## What you need to do
Within the records below, find each line that holds the string "Cloud", then copy it.
[Start Data records]
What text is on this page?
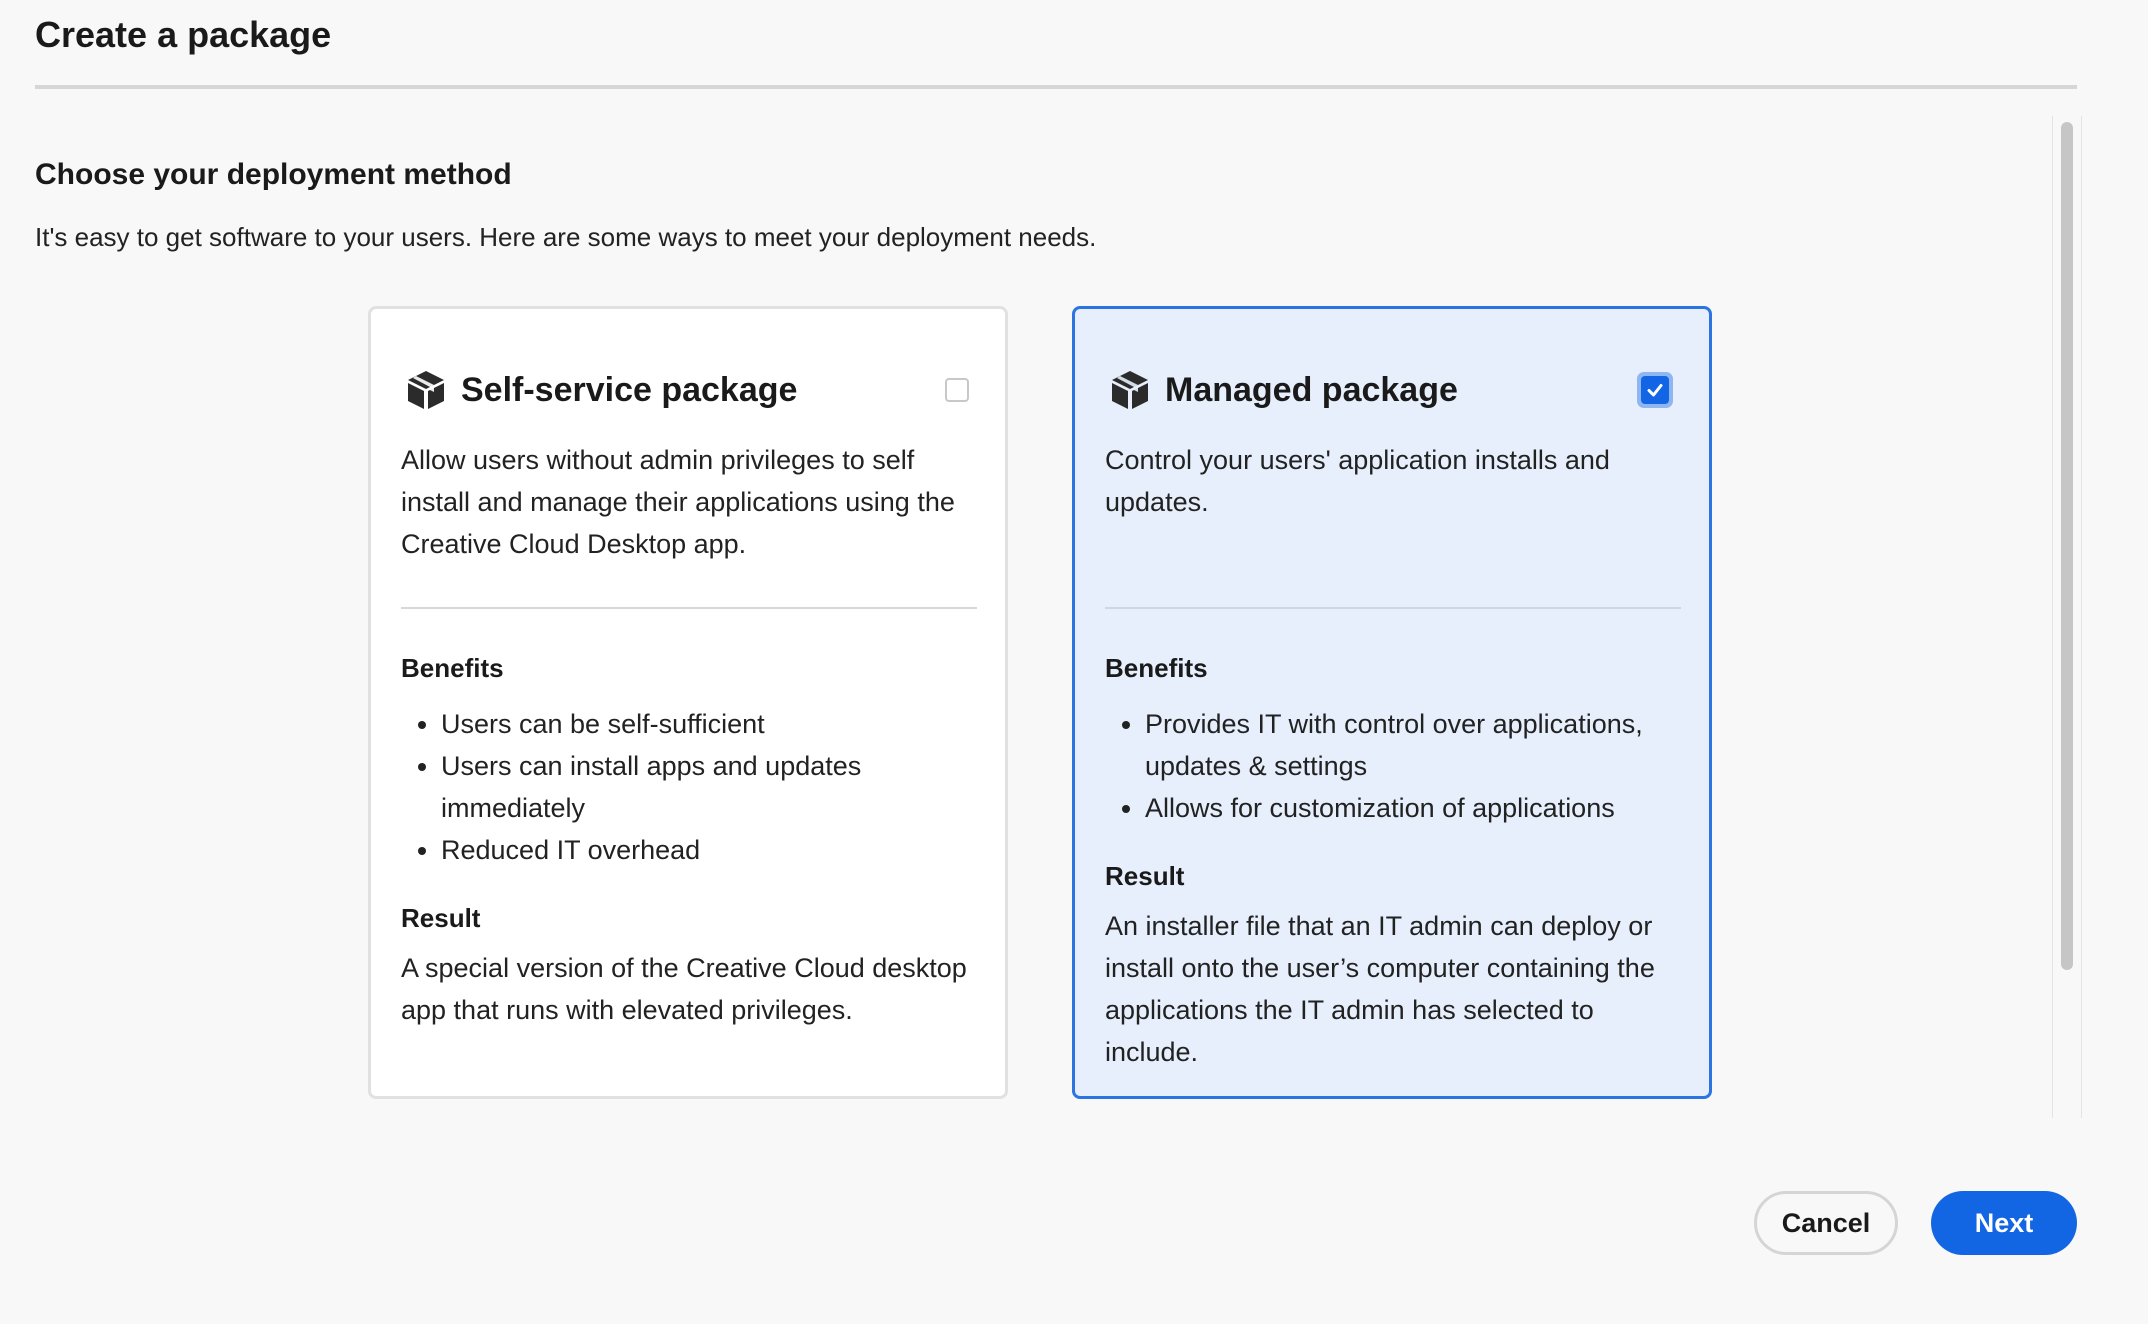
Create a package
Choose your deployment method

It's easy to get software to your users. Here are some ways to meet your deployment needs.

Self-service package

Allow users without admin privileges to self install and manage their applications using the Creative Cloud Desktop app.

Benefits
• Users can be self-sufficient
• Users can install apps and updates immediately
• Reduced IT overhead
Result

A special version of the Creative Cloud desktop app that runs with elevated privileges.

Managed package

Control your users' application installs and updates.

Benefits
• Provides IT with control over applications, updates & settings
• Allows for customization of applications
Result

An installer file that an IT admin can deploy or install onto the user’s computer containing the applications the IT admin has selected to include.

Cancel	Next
[End Data records]
## Finished exercise
Allow users without admin privileges to self install and manage their applications using the Creative Cloud Desktop app.
A special version of the Creative Cloud desktop app that runs with elevated privileges.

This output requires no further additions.